**Exercise prompt**
Comb through the entries for "Homes" and pull out each line that holds it.

□ □ □ □ □

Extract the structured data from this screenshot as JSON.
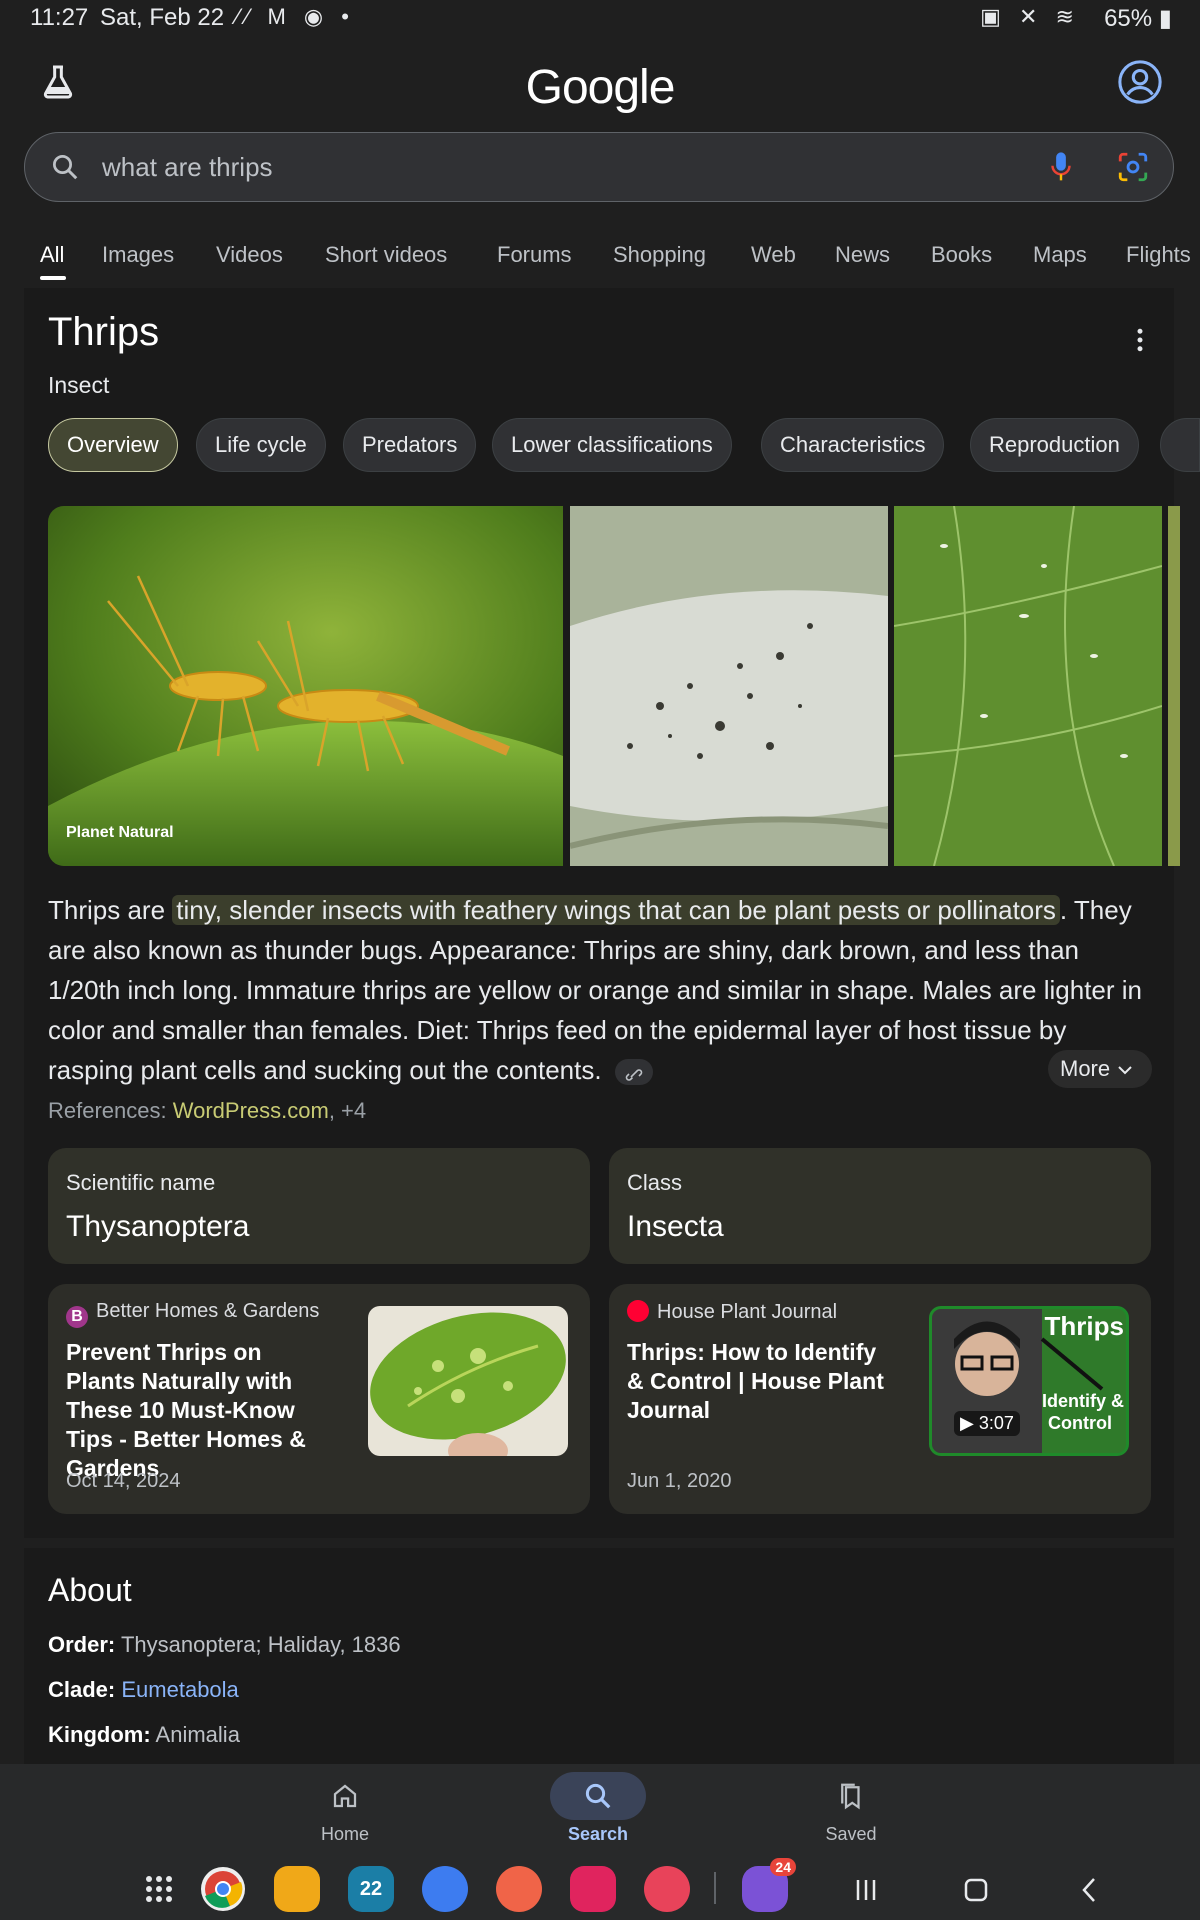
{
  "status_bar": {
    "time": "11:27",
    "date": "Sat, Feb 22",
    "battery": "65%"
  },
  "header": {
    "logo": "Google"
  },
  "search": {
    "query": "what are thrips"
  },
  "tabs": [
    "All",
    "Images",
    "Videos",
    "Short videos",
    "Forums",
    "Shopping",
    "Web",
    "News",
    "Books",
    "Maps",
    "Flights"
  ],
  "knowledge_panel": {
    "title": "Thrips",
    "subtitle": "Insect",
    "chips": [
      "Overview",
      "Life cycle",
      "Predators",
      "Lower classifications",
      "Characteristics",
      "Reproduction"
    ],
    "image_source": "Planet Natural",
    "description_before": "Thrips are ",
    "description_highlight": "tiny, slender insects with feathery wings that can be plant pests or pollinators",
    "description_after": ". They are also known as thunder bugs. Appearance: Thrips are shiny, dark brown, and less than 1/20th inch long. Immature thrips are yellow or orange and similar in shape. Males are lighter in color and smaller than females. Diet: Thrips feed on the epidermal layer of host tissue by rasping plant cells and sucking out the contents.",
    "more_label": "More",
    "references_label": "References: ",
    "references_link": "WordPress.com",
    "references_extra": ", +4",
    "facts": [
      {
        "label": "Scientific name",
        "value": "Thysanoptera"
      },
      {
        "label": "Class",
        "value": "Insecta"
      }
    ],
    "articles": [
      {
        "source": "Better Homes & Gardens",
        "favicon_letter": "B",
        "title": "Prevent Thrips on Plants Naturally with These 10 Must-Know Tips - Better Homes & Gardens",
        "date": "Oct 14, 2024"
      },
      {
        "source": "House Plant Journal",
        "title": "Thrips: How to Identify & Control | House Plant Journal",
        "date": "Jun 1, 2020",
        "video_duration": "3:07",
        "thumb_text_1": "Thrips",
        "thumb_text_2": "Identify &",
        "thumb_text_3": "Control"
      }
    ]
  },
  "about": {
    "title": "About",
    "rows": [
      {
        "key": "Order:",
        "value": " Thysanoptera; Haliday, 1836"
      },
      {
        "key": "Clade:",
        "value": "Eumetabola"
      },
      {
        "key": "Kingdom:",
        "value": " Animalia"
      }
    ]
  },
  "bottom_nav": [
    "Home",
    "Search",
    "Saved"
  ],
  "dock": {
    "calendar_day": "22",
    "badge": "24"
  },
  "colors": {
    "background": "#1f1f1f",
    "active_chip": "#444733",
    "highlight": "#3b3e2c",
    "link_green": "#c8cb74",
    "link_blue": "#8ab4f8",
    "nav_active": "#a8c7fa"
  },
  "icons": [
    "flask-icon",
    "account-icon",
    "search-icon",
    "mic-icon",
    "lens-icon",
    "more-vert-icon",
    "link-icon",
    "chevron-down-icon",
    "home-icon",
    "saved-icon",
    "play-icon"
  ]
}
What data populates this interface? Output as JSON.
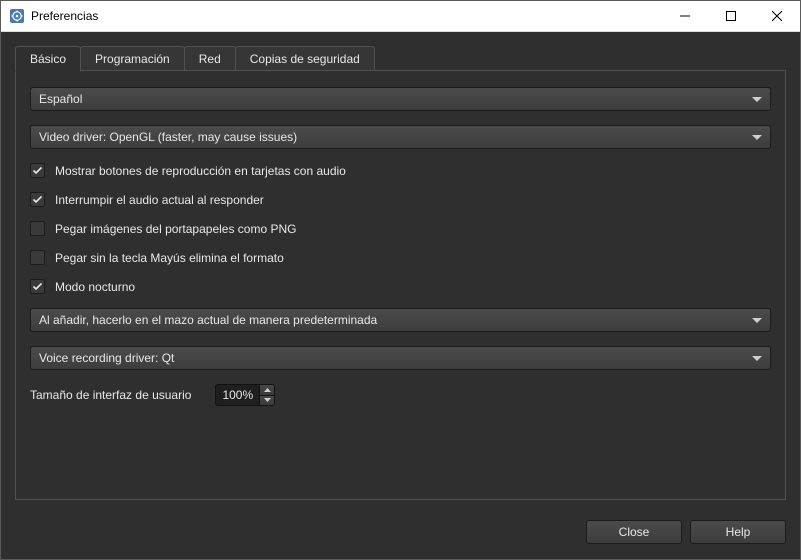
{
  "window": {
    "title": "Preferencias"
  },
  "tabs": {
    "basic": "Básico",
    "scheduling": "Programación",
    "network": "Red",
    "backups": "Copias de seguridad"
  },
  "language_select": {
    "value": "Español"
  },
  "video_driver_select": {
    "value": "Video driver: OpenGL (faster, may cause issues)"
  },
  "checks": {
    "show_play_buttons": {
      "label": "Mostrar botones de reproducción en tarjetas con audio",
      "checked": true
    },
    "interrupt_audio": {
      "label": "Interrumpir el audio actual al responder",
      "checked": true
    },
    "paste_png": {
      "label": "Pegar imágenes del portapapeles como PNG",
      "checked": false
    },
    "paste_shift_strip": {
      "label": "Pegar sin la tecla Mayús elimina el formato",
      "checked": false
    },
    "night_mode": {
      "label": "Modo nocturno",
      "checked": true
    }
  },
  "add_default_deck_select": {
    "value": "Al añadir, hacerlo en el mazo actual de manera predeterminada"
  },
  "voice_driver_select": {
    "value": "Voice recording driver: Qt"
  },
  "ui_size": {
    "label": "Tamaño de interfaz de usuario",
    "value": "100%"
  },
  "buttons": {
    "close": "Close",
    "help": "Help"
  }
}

□ □ □ □ □

**Result below**
        "source": "Better Homes & Gardens",
        "title": "Prevent Thrips on Plants Naturally with These 10 Must-Know Tips - Better Homes & Gardens",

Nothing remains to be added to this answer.